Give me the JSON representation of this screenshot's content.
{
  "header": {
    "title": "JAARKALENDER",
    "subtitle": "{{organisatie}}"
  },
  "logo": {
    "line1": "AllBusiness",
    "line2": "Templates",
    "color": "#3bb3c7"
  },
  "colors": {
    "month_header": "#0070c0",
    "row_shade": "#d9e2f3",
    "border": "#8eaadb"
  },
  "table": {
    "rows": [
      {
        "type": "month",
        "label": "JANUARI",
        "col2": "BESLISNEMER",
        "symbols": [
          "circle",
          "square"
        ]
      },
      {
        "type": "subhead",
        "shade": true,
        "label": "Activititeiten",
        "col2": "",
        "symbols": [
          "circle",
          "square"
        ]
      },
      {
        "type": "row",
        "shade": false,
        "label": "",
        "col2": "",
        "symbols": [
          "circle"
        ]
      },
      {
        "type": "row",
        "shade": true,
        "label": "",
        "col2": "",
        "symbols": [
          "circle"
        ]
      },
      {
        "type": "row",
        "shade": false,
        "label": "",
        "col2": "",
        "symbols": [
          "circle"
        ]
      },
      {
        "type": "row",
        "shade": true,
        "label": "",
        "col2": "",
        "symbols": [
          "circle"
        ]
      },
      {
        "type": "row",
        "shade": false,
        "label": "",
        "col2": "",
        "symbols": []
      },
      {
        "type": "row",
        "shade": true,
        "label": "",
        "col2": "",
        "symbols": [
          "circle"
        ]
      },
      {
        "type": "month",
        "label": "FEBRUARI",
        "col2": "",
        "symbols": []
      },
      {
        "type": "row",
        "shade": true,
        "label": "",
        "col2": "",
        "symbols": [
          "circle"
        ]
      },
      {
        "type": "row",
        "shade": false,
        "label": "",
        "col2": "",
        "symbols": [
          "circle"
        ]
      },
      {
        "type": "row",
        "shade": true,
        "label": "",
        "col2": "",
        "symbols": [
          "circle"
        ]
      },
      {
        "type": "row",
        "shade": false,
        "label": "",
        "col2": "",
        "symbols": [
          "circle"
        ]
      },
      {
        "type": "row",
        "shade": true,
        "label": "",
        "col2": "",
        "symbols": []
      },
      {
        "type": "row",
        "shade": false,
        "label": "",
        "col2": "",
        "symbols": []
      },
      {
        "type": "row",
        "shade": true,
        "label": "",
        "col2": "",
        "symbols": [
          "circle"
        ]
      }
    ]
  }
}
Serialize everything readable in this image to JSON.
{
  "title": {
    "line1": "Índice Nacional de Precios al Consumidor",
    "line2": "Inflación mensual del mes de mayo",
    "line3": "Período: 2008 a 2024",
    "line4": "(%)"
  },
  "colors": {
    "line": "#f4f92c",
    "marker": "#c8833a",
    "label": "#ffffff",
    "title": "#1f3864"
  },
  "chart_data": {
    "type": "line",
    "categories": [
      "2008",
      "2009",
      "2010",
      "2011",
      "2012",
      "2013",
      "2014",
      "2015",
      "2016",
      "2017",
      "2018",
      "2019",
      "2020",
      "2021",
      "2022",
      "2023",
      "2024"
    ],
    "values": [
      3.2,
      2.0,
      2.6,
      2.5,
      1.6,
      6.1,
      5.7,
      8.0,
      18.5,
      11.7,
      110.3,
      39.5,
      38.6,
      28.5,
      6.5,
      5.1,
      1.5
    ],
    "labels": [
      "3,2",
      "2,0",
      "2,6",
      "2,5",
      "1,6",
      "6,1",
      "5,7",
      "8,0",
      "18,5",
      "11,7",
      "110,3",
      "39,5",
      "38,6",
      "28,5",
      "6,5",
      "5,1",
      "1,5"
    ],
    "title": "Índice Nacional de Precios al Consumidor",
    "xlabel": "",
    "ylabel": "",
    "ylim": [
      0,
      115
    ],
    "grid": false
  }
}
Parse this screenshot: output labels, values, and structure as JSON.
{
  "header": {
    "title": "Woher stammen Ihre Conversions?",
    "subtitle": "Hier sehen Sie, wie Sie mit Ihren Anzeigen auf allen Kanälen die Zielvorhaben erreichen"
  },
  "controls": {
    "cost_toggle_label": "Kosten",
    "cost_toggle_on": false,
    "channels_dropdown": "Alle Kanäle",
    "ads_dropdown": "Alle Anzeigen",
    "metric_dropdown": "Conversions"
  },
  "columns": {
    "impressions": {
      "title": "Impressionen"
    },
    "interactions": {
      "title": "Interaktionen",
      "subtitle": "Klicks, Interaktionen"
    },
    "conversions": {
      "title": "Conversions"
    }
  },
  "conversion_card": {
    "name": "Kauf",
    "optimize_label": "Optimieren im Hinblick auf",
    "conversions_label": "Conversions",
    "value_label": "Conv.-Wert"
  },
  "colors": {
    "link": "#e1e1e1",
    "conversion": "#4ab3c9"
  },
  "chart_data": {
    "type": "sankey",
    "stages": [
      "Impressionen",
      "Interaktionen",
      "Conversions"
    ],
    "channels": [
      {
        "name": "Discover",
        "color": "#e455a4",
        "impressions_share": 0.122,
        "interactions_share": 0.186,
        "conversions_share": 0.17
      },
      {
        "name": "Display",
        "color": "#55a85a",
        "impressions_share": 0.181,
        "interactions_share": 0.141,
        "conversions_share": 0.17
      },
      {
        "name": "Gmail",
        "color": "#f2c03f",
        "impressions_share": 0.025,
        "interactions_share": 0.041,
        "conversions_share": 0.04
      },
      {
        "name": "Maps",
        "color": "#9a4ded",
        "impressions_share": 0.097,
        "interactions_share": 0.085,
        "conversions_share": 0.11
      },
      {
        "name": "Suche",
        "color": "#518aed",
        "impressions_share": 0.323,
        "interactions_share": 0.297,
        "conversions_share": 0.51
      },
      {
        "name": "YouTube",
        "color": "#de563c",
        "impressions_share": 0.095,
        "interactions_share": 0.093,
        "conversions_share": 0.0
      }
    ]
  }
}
☆ ☆ ☆ ☆ ☆
**Required work:**
Give the count of lines in the data shown above that contain "Interaktionen", and nothing else.

**Written solution:**
3